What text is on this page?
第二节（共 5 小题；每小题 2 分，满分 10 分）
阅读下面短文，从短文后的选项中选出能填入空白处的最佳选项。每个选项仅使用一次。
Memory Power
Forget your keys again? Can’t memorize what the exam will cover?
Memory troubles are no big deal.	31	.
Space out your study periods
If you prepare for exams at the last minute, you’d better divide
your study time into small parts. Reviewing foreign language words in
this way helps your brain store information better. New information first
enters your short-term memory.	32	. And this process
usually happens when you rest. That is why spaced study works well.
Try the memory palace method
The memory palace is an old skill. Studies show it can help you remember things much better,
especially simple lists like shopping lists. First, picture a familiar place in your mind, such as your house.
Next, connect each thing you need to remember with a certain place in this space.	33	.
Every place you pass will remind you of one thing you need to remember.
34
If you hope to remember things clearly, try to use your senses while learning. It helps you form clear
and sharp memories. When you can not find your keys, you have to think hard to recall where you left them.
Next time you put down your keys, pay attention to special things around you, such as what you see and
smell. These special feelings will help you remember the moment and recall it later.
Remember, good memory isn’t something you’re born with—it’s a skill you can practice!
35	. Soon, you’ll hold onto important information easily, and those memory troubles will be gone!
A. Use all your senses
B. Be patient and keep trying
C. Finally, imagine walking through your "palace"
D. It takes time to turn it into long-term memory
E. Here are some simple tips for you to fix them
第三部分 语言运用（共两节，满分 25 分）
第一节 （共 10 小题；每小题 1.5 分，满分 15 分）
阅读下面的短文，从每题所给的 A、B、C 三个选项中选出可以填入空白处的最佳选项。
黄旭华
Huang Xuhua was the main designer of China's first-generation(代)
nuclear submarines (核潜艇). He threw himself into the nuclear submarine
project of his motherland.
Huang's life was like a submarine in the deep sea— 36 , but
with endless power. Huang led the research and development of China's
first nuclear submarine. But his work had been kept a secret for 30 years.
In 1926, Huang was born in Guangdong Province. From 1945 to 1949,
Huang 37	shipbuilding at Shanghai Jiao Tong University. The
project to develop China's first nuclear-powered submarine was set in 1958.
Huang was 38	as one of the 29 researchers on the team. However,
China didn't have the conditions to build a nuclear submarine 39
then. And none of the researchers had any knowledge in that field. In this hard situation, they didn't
________________
**Problem description**.
Only the number is needed: state how many lines in the listing contain "into".

**Result**.
3